[Recorded data]
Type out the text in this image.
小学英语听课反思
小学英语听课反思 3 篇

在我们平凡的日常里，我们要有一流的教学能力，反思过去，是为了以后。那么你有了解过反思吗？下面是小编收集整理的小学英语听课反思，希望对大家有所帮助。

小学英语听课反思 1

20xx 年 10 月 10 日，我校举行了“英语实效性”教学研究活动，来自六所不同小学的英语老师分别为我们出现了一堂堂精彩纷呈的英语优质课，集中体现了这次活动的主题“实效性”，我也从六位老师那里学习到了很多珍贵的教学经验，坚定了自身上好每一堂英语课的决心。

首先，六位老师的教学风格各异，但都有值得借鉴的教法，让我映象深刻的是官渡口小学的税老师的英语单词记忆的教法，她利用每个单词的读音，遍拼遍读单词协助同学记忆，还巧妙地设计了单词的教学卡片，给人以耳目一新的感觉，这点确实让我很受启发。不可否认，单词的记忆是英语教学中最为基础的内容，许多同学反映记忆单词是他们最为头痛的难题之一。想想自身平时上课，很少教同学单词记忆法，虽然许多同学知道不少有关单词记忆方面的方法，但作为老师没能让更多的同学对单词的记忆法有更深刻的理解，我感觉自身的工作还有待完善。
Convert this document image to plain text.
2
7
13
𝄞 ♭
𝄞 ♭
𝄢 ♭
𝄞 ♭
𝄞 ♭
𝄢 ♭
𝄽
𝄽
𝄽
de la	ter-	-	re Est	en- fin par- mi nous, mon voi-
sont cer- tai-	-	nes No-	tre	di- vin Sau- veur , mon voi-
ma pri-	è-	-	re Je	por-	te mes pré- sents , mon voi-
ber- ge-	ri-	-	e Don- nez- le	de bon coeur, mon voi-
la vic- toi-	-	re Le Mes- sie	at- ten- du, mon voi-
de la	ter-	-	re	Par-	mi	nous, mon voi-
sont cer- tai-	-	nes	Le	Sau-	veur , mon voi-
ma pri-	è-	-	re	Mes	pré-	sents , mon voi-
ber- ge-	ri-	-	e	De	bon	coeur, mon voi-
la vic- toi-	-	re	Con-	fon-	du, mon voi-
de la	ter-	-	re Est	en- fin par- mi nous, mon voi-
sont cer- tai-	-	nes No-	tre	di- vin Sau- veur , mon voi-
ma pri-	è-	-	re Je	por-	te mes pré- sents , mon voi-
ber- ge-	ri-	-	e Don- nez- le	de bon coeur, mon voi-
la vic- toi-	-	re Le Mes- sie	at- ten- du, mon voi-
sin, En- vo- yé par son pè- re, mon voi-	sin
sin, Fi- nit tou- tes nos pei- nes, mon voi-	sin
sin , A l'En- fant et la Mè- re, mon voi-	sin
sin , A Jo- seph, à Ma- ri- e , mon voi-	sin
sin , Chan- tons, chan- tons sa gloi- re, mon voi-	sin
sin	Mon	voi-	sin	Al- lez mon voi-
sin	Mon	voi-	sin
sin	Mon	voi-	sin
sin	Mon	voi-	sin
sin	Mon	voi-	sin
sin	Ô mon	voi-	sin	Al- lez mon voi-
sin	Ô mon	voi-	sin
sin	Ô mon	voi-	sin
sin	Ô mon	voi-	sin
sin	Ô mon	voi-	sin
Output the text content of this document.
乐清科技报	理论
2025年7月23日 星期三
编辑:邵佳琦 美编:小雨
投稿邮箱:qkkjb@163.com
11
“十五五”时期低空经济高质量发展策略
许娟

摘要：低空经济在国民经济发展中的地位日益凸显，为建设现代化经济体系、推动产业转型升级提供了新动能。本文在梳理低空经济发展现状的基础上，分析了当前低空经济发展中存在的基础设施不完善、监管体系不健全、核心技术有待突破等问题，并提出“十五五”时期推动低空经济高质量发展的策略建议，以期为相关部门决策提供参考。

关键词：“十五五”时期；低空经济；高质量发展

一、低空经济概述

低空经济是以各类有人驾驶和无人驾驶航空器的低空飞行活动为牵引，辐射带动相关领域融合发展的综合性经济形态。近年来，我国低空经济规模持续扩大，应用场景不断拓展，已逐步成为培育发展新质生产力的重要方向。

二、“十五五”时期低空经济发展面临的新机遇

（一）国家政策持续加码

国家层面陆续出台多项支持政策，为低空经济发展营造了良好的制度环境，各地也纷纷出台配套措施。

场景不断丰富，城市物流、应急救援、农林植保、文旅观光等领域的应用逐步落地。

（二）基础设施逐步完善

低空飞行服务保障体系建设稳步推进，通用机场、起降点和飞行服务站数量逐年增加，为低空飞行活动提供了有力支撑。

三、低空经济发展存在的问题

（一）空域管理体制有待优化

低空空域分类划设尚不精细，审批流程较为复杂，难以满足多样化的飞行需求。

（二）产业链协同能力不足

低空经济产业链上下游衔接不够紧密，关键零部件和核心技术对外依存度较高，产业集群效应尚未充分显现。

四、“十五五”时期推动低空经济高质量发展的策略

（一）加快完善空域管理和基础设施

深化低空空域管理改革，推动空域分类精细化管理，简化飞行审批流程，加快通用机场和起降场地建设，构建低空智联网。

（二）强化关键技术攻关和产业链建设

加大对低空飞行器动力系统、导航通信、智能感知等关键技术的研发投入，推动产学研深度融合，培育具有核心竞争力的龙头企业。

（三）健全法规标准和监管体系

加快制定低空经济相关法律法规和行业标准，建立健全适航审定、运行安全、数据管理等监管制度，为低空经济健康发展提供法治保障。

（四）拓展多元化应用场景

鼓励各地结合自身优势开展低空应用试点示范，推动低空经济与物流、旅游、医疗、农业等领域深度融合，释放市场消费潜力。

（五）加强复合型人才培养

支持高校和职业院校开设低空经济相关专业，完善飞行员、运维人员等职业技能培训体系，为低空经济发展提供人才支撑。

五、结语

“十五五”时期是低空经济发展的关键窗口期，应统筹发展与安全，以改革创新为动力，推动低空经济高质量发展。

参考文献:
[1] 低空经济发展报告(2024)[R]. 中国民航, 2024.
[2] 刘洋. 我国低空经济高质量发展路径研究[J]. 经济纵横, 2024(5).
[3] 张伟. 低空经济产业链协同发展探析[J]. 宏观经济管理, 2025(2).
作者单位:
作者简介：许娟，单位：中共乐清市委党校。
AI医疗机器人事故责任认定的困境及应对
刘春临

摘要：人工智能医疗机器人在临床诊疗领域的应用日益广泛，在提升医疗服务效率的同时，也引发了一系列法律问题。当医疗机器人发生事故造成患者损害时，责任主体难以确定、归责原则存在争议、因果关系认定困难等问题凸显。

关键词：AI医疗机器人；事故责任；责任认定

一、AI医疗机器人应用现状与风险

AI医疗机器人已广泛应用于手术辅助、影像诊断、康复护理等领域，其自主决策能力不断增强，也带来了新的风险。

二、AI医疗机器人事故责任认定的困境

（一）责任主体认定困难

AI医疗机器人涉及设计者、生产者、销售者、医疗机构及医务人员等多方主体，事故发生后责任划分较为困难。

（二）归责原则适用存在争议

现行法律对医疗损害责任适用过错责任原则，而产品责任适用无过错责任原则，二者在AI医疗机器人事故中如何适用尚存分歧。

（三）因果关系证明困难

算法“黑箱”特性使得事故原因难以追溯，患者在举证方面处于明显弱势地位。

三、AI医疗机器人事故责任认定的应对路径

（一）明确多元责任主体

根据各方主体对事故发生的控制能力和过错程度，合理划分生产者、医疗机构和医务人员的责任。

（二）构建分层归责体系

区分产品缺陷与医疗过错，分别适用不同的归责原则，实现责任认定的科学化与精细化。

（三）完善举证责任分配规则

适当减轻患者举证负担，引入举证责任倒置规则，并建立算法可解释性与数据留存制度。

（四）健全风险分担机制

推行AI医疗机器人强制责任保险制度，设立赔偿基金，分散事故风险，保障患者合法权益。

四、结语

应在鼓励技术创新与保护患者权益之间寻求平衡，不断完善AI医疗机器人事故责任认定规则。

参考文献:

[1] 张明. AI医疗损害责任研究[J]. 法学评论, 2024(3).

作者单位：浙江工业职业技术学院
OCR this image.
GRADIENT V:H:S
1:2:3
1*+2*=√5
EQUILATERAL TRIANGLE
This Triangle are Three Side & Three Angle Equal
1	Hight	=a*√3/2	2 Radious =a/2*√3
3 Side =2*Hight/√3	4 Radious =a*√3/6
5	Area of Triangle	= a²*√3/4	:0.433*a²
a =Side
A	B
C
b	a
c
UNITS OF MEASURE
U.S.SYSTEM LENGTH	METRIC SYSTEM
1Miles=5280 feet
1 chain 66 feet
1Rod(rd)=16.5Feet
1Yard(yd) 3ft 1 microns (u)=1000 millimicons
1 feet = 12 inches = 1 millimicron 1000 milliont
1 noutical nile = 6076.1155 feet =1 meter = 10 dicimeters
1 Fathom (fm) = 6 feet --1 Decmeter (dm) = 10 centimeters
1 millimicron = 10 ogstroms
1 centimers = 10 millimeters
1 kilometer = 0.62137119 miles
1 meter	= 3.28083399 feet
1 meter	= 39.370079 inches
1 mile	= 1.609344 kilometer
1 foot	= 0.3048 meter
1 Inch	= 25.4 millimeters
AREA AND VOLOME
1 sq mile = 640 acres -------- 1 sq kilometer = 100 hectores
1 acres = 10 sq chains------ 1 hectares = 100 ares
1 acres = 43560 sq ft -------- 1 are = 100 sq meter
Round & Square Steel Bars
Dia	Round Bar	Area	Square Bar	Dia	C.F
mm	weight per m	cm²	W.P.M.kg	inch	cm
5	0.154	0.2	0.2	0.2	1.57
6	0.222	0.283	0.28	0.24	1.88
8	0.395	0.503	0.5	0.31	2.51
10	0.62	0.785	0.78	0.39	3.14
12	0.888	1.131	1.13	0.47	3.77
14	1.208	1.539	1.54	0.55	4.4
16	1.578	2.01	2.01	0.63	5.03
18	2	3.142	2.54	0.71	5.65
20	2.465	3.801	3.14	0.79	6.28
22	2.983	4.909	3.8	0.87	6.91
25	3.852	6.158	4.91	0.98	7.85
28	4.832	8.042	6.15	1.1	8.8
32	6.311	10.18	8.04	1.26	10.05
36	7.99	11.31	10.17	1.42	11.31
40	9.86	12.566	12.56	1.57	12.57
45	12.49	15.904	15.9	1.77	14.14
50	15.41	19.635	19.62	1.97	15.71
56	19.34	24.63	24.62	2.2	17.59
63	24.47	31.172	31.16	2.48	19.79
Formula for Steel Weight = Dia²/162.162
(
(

— What to produce —
Transcribe, word for word, every line from the one containing "OCR this image." through the final line of the entries, and nothing else.

— Answer for the task —
OCR this image.
GRADIENT V:H:S
1:2:3
1*+2*=√5
EQUILATERAL TRIANGLE
This Triangle are Three Side & Three Angle Equal
1	Hight	=a*√3/2	2 Radious =a/2*√3
3 Side =2*Hight/√3	4 Radious =a*√3/6
5	Area of Triangle	= a²*√3/4	:0.433*a²
a =Side
A	B
C
b	a
c
UNITS OF MEASURE
U.S.SYSTEM LENGTH	METRIC SYSTEM
1Miles=5280 feet
1 chain 66 feet
1Rod(rd)=16.5Feet
1Yard(yd) 3ft 1 microns (u)=1000 millimicons
1 feet = 12 inches = 1 millimicron 1000 milliont
1 noutical nile = 6076.1155 feet =1 meter = 10 dicimeters
1 Fathom (fm) = 6 feet --1 Decmeter (dm) = 10 centimeters
1 millimicron = 10 ogstroms
1 centimers = 10 millimeters
1 kilometer = 0.62137119 miles
1 meter	= 3.28083399 feet
1 meter	= 39.370079 inches
1 mile	= 1.609344 kilometer
1 foot	= 0.3048 meter
1 Inch	= 25.4 millimeters
AREA AND VOLOME
1 sq mile = 640 acres -------- 1 sq kilometer = 100 hectores
1 acres = 10 sq chains------ 1 hectares = 100 ares
1 acres = 43560 sq ft -------- 1 are = 100 sq meter
Round & Square Steel Bars
Dia	Round Bar	Area	Square Bar	Dia	C.F
mm	weight per m	cm²	W.P.M.kg	inch	cm
5	0.154	0.2	0.2	0.2	1.57
6	0.222	0.283	0.28	0.24	1.88
8	0.395	0.503	0.5	0.31	2.51
10	0.62	0.785	0.78	0.39	3.14
12	0.888	1.131	1.13	0.47	3.77
14	1.208	1.539	1.54	0.55	4.4
16	1.578	2.01	2.01	0.63	5.03
18	2	3.142	2.54	0.71	5.65
20	2.465	3.801	3.14	0.79	6.28
22	2.983	4.909	3.8	0.87	6.91
25	3.852	6.158	4.91	0.98	7.85
28	4.832	8.042	6.15	1.1	8.8
32	6.311	10.18	8.04	1.26	10.05
36	7.99	11.31	10.17	1.42	11.31
40	9.86	12.566	12.56	1.57	12.57
45	12.49	15.904	15.9	1.77	14.14
50	15.41	19.635	19.62	1.97	15.71
56	19.34	24.63	24.62	2.2	17.59
63	24.47	31.172	31.16	2.48	19.79
Formula for Steel Weight = Dia²/162.162
(
(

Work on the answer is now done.